## Records
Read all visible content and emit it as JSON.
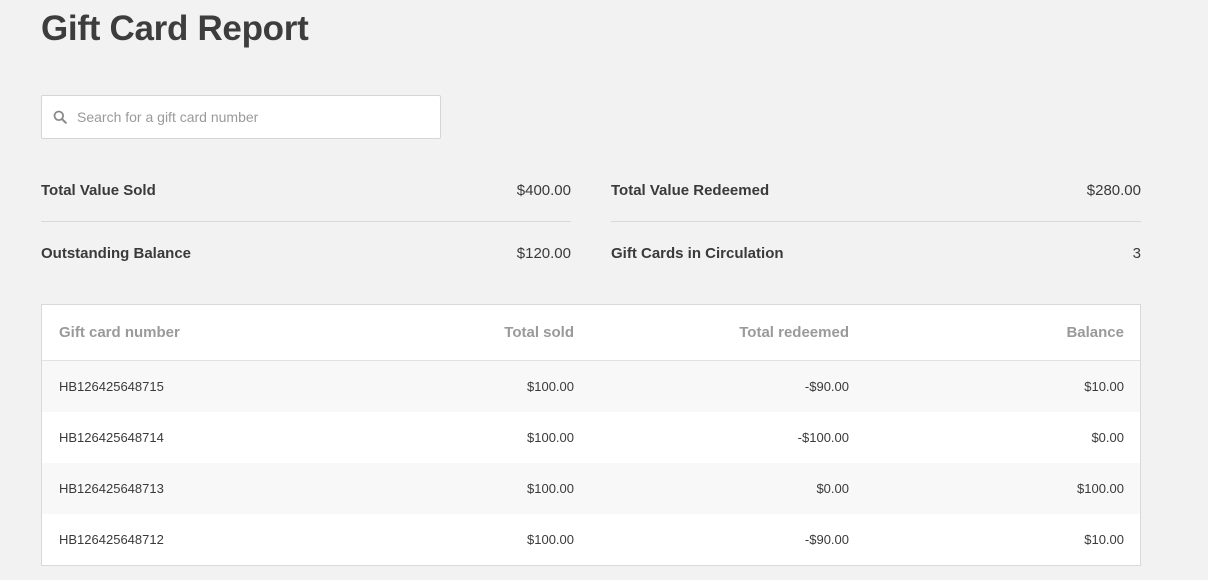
{
  "page": {
    "title": "Gift Card Report"
  },
  "search": {
    "placeholder": "Search for a gift card number",
    "value": "",
    "icon": "search-icon"
  },
  "stats": {
    "total_value_sold": {
      "label": "Total Value Sold",
      "value": "$400.00"
    },
    "total_value_redeemed": {
      "label": "Total Value Redeemed",
      "value": "$280.00"
    },
    "outstanding_balance": {
      "label": "Outstanding Balance",
      "value": "$120.00"
    },
    "gift_cards_in_circulation": {
      "label": "Gift Cards in Circulation",
      "value": "3"
    }
  },
  "table": {
    "columns": [
      "Gift card number",
      "Total sold",
      "Total redeemed",
      "Balance"
    ],
    "rows": [
      [
        "HB126425648715",
        "$100.00",
        "-$90.00",
        "$10.00"
      ],
      [
        "HB126425648714",
        "$100.00",
        "-$100.00",
        "$0.00"
      ],
      [
        "HB126425648713",
        "$100.00",
        "$0.00",
        "$100.00"
      ],
      [
        "HB126425648712",
        "$100.00",
        "-$90.00",
        "$10.00"
      ]
    ]
  },
  "colors": {
    "background": "#f2f2f2",
    "text": "#3a3a3a",
    "muted_text": "#9a9a9a",
    "border": "#d9d9d9",
    "row_alt": "#f8f8f8"
  }
}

## Direction
From start to finish, output the listing exactly, but omit its pictures.

## Result for this task
Read all visible content and emit it as JSON.
{
  "page": {
    "title": "Gift Card Report"
  },
  "search": {
    "placeholder": "Search for a gift card number",
    "value": "",
    "icon": "search-icon"
  },
  "stats": {
    "total_value_sold": {
      "label": "Total Value Sold",
      "value": "$400.00"
    },
    "total_value_redeemed": {
      "label": "Total Value Redeemed",
      "value": "$280.00"
    },
    "outstanding_balance": {
      "label": "Outstanding Balance",
      "value": "$120.00"
    },
    "gift_cards_in_circulation": {
      "label": "Gift Cards in Circulation",
      "value": "3"
    }
  },
  "table": {
    "columns": [
      "Gift card number",
      "Total sold",
      "Total redeemed",
      "Balance"
    ],
    "rows": [
      [
        "HB126425648715",
        "$100.00",
        "-$90.00",
        "$10.00"
      ],
      [
        "HB126425648714",
        "$100.00",
        "-$100.00",
        "$0.00"
      ],
      [
        "HB126425648713",
        "$100.00",
        "$0.00",
        "$100.00"
      ],
      [
        "HB126425648712",
        "$100.00",
        "-$90.00",
        "$10.00"
      ]
    ]
  },
  "colors": {
    "background": "#f2f2f2",
    "text": "#3a3a3a",
    "muted_text": "#9a9a9a",
    "border": "#d9d9d9",
    "row_alt": "#f8f8f8"
  }
}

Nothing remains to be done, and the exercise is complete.